GOAL >>
In the entries that follow, find the word "ylabel" and report each line it is on.

SUPPLIED RECORDS >>
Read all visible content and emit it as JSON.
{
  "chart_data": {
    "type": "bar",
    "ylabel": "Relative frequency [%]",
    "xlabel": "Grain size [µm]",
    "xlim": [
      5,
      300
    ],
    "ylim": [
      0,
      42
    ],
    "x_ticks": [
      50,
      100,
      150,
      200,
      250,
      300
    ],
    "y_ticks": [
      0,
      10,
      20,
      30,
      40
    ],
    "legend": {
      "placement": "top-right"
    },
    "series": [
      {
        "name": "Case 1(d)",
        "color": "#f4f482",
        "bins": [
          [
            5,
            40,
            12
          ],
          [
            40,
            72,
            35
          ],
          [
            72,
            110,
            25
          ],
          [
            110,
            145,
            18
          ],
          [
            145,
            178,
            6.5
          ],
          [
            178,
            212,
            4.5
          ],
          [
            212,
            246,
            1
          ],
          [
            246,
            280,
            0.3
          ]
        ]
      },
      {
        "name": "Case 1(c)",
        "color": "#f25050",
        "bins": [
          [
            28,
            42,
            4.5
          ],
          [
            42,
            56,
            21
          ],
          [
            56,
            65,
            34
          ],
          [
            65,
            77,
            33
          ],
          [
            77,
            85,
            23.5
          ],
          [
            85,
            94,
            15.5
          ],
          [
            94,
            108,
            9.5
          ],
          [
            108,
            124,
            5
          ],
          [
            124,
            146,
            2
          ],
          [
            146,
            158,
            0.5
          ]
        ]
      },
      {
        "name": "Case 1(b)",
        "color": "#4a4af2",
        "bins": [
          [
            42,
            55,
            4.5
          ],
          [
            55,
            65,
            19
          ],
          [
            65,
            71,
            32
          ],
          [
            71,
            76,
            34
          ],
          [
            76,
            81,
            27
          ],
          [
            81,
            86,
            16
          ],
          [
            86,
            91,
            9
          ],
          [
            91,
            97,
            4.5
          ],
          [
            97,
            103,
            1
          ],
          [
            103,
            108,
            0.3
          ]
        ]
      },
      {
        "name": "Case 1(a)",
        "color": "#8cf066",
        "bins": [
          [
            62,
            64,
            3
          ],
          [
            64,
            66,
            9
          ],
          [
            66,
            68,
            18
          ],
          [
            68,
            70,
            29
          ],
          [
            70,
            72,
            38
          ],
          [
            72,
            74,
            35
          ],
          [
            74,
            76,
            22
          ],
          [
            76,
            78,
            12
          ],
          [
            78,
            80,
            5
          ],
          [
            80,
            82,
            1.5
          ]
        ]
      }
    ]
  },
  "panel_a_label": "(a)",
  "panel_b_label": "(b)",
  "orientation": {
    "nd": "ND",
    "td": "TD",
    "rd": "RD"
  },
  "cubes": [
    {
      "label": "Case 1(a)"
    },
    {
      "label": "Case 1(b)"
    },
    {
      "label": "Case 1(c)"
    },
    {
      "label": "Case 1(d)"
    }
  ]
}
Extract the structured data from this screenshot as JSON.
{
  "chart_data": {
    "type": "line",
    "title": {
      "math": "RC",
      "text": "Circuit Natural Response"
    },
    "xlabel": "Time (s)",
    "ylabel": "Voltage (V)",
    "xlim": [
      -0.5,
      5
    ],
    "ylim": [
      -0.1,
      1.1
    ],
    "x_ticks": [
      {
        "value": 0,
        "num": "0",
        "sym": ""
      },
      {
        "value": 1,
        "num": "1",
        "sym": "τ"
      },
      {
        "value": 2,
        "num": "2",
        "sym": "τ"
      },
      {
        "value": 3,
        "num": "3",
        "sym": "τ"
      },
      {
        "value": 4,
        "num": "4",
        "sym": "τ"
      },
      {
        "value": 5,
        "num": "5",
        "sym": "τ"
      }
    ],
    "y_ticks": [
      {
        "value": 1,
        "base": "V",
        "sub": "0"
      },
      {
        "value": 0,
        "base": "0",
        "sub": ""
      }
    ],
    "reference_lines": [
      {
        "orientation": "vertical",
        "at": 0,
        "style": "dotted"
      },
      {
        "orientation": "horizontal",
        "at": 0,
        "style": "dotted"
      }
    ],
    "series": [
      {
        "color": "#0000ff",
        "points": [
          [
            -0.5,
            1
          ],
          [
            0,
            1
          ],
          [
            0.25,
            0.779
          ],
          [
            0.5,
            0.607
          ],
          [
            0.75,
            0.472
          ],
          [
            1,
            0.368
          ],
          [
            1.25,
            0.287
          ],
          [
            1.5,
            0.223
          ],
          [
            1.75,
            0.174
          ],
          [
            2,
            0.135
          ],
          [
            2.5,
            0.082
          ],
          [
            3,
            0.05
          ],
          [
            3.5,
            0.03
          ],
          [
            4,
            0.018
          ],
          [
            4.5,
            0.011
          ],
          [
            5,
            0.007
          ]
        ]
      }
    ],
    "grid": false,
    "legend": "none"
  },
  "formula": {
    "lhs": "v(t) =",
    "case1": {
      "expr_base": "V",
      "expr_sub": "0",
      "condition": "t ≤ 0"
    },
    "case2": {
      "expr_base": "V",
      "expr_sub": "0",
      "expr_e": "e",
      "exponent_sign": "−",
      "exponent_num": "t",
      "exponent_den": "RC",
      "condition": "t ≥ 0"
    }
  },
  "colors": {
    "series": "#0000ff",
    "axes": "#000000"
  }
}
...
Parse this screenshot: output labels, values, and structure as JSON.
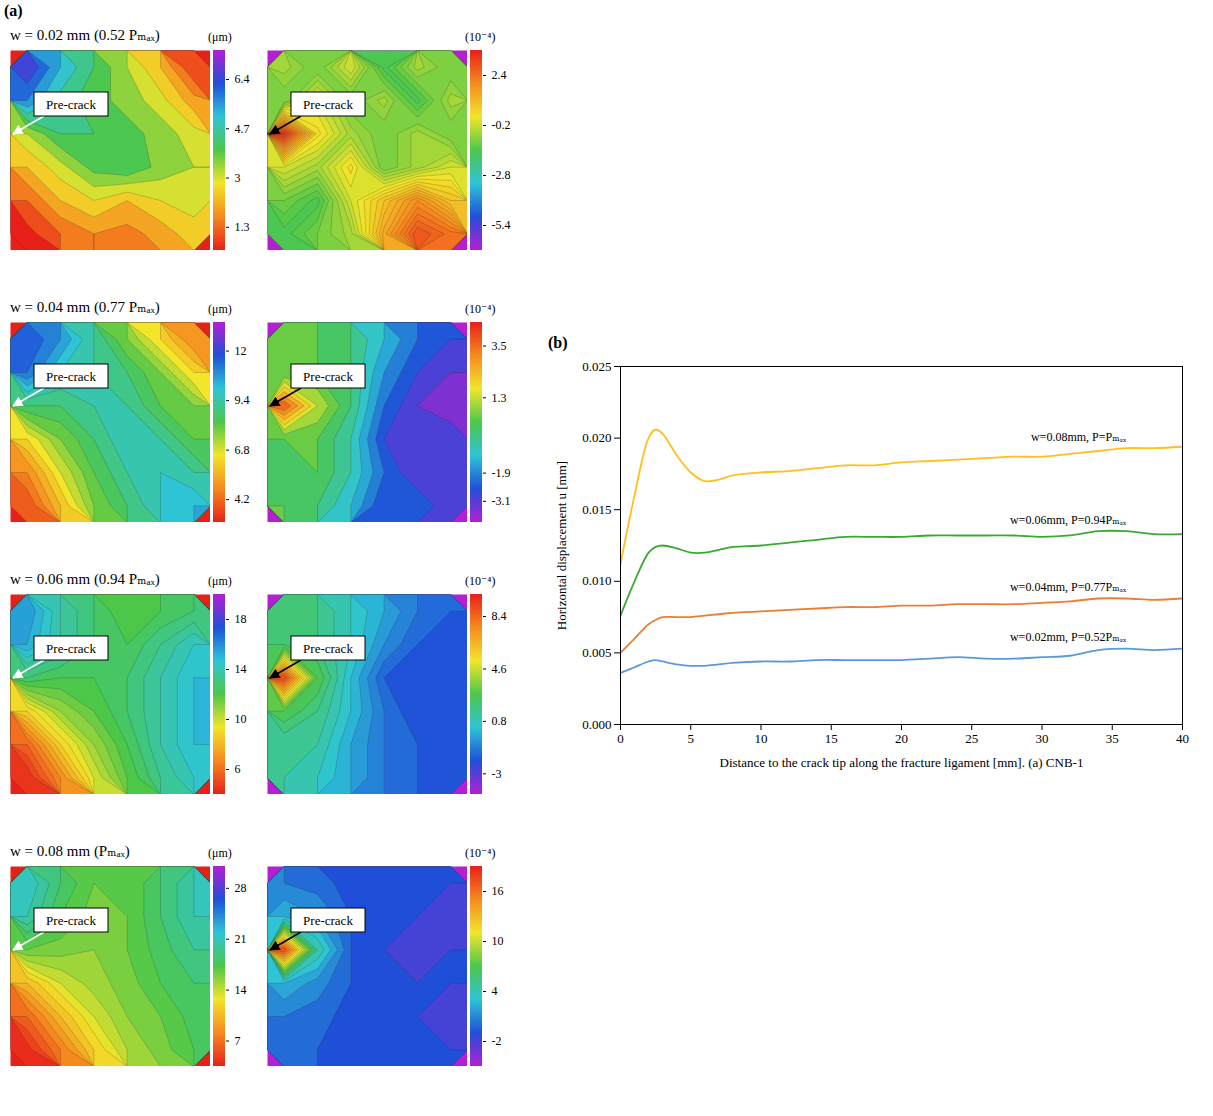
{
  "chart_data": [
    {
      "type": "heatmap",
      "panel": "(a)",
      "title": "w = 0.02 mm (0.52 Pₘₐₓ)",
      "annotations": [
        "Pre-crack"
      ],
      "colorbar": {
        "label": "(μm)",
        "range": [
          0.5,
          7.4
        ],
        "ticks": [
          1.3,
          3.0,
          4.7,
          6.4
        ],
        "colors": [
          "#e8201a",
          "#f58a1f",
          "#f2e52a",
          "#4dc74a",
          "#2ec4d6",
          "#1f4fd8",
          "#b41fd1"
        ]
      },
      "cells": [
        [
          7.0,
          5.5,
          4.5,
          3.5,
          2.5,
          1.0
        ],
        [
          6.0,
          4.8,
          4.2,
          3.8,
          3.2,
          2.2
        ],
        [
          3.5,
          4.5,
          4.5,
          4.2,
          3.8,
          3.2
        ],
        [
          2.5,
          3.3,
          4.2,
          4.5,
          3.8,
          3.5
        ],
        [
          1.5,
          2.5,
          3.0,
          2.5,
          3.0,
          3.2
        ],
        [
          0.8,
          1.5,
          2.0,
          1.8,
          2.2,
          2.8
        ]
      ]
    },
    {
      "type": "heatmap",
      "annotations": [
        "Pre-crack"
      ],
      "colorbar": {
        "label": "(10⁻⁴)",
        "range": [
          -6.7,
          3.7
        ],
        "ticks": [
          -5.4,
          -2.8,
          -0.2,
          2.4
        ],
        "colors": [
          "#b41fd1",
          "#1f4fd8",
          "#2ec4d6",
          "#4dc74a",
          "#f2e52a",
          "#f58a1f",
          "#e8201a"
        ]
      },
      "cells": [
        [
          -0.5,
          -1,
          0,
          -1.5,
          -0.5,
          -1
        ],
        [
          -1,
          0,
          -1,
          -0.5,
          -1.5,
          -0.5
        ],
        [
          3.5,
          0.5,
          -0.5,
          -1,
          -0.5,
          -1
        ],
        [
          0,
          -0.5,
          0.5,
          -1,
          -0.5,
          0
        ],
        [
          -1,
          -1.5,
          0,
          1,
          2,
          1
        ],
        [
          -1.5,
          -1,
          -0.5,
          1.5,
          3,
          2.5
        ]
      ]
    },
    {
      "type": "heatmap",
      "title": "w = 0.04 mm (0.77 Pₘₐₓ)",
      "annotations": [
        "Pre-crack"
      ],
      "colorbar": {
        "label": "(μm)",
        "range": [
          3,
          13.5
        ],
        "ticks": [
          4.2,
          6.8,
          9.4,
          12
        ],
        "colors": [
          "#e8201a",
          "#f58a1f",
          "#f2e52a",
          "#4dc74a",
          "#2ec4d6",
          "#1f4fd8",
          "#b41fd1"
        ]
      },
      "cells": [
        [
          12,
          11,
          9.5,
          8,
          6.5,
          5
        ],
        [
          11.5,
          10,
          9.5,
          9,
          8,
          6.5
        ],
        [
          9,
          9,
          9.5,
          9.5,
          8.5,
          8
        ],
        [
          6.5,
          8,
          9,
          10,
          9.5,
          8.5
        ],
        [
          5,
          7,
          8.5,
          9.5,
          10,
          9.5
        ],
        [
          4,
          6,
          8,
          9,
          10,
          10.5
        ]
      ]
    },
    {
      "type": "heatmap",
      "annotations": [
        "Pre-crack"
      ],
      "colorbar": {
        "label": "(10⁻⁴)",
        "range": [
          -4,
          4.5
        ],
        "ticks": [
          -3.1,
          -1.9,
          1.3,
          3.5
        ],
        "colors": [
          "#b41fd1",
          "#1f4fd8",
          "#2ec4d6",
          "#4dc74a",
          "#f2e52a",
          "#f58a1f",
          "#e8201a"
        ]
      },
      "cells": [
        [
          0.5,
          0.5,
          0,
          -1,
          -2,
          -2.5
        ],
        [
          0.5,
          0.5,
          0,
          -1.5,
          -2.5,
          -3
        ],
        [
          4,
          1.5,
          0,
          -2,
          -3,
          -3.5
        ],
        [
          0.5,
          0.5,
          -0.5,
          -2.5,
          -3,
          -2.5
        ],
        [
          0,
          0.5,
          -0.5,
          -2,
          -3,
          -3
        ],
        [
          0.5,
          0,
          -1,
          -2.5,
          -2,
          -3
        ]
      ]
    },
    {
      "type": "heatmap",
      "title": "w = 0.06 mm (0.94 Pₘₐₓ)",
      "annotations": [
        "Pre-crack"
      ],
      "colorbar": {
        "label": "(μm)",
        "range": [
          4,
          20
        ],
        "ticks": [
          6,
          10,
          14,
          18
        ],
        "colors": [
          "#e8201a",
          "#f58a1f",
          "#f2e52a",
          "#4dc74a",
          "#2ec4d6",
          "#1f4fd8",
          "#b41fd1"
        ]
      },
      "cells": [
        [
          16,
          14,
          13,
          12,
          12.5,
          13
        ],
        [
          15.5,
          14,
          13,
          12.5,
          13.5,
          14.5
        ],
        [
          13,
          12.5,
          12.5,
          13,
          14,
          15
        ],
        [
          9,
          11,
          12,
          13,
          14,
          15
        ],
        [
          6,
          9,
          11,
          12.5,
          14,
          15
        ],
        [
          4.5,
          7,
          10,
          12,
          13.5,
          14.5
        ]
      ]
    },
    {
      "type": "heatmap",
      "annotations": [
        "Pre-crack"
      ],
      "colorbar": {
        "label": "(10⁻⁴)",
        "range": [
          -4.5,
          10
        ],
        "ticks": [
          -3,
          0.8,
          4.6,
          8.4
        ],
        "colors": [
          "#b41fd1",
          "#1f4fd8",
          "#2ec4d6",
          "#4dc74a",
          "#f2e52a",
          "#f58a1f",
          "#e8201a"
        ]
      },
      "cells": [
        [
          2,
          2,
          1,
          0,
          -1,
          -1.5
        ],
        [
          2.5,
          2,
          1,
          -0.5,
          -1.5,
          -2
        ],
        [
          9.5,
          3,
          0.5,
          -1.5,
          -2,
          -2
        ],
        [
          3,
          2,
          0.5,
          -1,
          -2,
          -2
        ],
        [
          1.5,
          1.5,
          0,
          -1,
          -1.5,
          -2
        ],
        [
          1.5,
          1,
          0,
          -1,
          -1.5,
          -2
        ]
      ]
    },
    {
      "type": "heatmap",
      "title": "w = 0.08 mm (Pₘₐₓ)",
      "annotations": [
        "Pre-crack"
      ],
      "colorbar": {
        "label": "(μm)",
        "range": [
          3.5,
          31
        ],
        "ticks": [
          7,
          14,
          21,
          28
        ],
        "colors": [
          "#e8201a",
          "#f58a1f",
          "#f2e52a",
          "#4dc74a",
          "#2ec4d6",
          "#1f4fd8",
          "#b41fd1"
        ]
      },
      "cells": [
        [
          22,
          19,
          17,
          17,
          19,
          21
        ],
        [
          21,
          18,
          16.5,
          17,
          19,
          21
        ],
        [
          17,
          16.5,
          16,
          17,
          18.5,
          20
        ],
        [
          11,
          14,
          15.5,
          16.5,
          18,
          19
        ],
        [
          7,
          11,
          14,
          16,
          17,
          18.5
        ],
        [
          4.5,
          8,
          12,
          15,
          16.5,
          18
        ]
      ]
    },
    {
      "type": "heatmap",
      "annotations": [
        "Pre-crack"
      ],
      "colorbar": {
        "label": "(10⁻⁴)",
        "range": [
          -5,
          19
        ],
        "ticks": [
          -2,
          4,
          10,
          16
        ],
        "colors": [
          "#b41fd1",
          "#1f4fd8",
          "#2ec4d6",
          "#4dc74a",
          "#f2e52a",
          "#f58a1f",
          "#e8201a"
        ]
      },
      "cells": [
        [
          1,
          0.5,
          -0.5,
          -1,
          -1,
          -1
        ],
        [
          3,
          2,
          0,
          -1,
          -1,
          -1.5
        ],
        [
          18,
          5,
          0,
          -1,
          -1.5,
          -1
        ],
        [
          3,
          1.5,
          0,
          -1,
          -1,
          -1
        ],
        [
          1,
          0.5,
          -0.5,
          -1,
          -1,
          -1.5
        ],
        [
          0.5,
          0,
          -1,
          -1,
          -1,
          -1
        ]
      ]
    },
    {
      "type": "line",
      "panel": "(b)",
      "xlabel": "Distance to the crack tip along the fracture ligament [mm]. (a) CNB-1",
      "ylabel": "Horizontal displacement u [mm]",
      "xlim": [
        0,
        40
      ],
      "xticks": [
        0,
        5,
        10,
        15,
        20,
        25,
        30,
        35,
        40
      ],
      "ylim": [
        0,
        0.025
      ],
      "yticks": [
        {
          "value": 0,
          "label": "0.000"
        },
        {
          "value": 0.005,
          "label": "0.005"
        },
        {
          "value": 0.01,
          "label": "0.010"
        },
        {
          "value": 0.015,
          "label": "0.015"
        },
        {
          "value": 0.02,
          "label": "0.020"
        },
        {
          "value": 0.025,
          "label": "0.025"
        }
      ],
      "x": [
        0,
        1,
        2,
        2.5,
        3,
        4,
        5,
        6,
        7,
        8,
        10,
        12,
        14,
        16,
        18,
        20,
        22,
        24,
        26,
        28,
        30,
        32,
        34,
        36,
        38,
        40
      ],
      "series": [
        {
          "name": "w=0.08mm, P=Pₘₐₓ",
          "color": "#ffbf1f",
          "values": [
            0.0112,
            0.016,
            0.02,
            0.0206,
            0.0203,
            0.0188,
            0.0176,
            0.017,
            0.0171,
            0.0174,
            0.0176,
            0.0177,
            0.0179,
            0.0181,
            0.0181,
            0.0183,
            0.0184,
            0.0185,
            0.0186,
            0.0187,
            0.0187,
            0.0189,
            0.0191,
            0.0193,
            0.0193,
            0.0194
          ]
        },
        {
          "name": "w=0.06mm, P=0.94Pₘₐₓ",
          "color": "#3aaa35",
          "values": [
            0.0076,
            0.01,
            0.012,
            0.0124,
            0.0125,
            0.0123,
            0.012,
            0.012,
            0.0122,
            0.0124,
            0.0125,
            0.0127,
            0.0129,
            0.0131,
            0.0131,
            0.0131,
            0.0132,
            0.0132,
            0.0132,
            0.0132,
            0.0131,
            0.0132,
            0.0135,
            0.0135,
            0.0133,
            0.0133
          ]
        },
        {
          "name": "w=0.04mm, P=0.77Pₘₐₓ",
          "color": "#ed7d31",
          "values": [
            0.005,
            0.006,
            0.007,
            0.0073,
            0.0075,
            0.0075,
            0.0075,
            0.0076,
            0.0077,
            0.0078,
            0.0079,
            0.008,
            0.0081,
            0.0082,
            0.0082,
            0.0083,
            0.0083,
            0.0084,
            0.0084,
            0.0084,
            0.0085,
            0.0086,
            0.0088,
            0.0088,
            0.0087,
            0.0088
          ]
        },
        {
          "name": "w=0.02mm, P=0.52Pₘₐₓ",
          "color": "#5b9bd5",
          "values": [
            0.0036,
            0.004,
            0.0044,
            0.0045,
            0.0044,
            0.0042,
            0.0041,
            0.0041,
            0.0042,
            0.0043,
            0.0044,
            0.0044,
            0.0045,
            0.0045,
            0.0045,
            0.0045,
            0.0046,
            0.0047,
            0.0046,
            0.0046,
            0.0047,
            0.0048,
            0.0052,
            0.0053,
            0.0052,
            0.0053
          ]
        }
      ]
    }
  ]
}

TASK ANSWER >>
    "ylabel": "Relative frequency [%]",
    "ylabel": "Voltage (V)",
      "ylabel": "Horizontal displacement u [mm]",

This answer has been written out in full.